Extracted records:
● ● ● ●

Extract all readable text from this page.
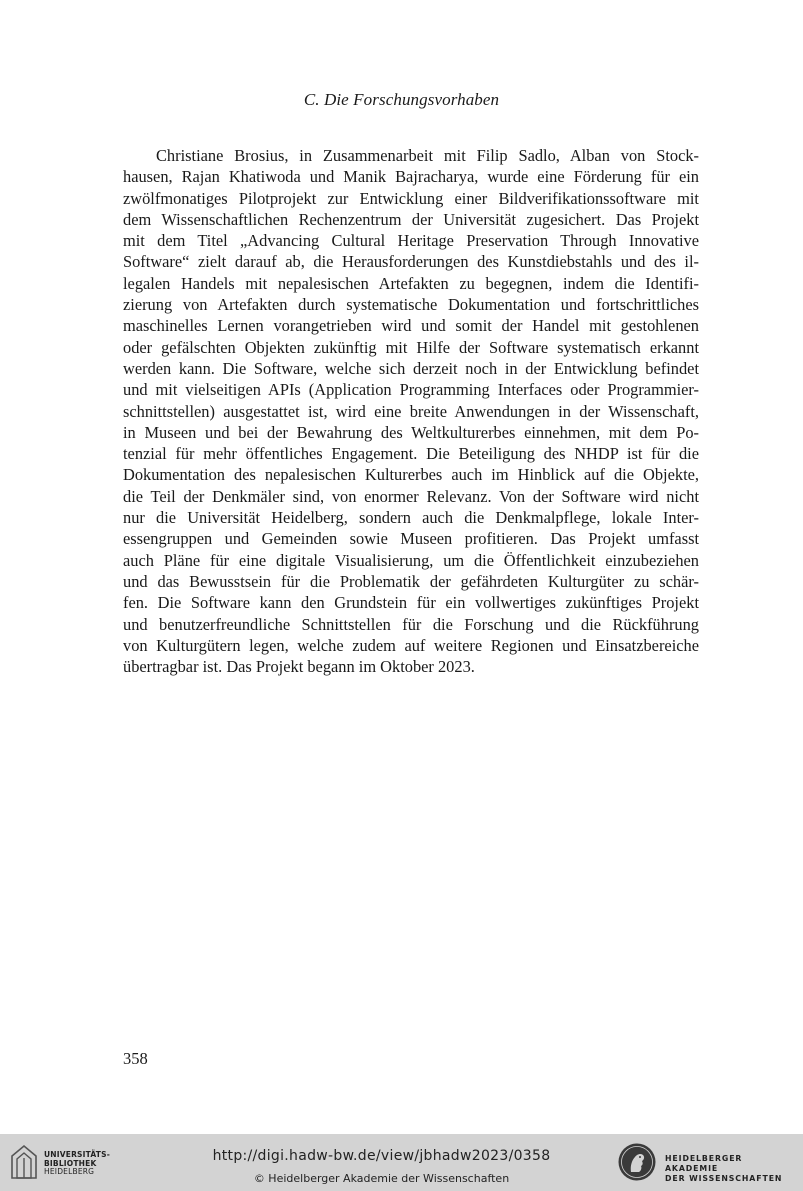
C. Die Forschungsvorhaben
Christiane Brosius, in Zusammenarbeit mit Filip Sadlo, Alban von Stock-
hausen, Rajan Khatiwoda und Manik Bajracharya, wurde eine Förderung für ein
zwölfmonatiges Pilotprojekt zur Entwicklung einer Bildverifikationssoftware mit
dem Wissenschaftlichen Rechenzentrum der Universität zugesichert. Das Projekt
mit dem Titel „Advancing Cultural Heritage Preservation Through Innovative
Software“ zielt darauf ab, die Herausforderungen des Kunstdiebstahls und des il-
legalen Handels mit nepalesischen Artefakten zu begegnen, indem die Identifi-
zierung von Artefakten durch systematische Dokumentation und fortschrittliches
maschinelles Lernen vorangetrieben wird und somit der Handel mit gestohlenen
oder gefälschten Objekten zukünftig mit Hilfe der Software systematisch erkannt
werden kann. Die Software, welche sich derzeit noch in der Entwicklung befindet
und mit vielseitigen APIs (Application Programming Interfaces oder Programmier-
schnittstellen) ausgestattet ist, wird eine breite Anwendungen in der Wissenschaft,
in Museen und bei der Bewahrung des Weltkulturerbes einnehmen, mit dem Po-
tenzial für mehr öffentliches Engagement. Die Beteiligung des NHDP ist für die
Dokumentation des nepalesischen Kulturerbes auch im Hinblick auf die Objekte,
die Teil der Denkmäler sind, von enormer Relevanz. Von der Software wird nicht
nur die Universität Heidelberg, sondern auch die Denkmalpflege, lokale Inter-
essengruppen und Gemeinden sowie Museen profitieren. Das Projekt umfasst
auch Pläne für eine digitale Visualisierung, um die Öffentlichkeit einzubeziehen
und das Bewusstsein für die Problematik der gefährdeten Kulturgüter zu schär-
fen. Die Software kann den Grundstein für ein vollwertiges zukünftiges Projekt
und benutzerfreundliche Schnittstellen für die Forschung und die Rückführung
von Kulturgütern legen, welche zudem auf weitere Regionen und Einsatzbereiche
übertragbar ist. Das Projekt begann im Oktober 2023.
358
UNIVERSITÄTS-
BIBLIOTHEK
HEIDELBERG
http://digi.hadw-bw.de/view/jbhadw2023/0358
© Heidelberger Akademie der Wissenschaften
HEIDELBERGER AKADEMIE
DER WISSENSCHAFTEN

● ● ● ●

Required task: Transcribe each entry above exactly, apart from the pictures.

Full response:
Extract all readable text from this page.
C. Die Forschungsvorhaben
Christiane Brosius, in Zusammenarbeit mit Filip Sadlo, Alban von Stock-
hausen, Rajan Khatiwoda und Manik Bajracharya, wurde eine Förderung für ein
zwölfmonatiges Pilotprojekt zur Entwicklung einer Bildverifikationssoftware mit
dem Wissenschaftlichen Rechenzentrum der Universität zugesichert. Das Projekt
mit dem Titel „Advancing Cultural Heritage Preservation Through Innovative
Software“ zielt darauf ab, die Herausforderungen des Kunstdiebstahls und des il-
legalen Handels mit nepalesischen Artefakten zu begegnen, indem die Identifi-
zierung von Artefakten durch systematische Dokumentation und fortschrittliches
maschinelles Lernen vorangetrieben wird und somit der Handel mit gestohlenen
oder gefälschten Objekten zukünftig mit Hilfe der Software systematisch erkannt
werden kann. Die Software, welche sich derzeit noch in der Entwicklung befindet
und mit vielseitigen APIs (Application Programming Interfaces oder Programmier-
schnittstellen) ausgestattet ist, wird eine breite Anwendungen in der Wissenschaft,
in Museen und bei der Bewahrung des Weltkulturerbes einnehmen, mit dem Po-
tenzial für mehr öffentliches Engagement. Die Beteiligung des NHDP ist für die
Dokumentation des nepalesischen Kulturerbes auch im Hinblick auf die Objekte,
die Teil der Denkmäler sind, von enormer Relevanz. Von der Software wird nicht
nur die Universität Heidelberg, sondern auch die Denkmalpflege, lokale Inter-
essengruppen und Gemeinden sowie Museen profitieren. Das Projekt umfasst
auch Pläne für eine digitale Visualisierung, um die Öffentlichkeit einzubeziehen
und das Bewusstsein für die Problematik der gefährdeten Kulturgüter zu schär-
fen. Die Software kann den Grundstein für ein vollwertiges zukünftiges Projekt
und benutzerfreundliche Schnittstellen für die Forschung und die Rückführung
von Kulturgütern legen, welche zudem auf weitere Regionen und Einsatzbereiche
übertragbar ist. Das Projekt begann im Oktober 2023.
358
UNIVERSITÄTS-
BIBLIOTHEK
HEIDELBERG
http://digi.hadw-bw.de/view/jbhadw2023/0358
© Heidelberger Akademie der Wissenschaften
HEIDELBERGER AKADEMIE
DER WISSENSCHAFTEN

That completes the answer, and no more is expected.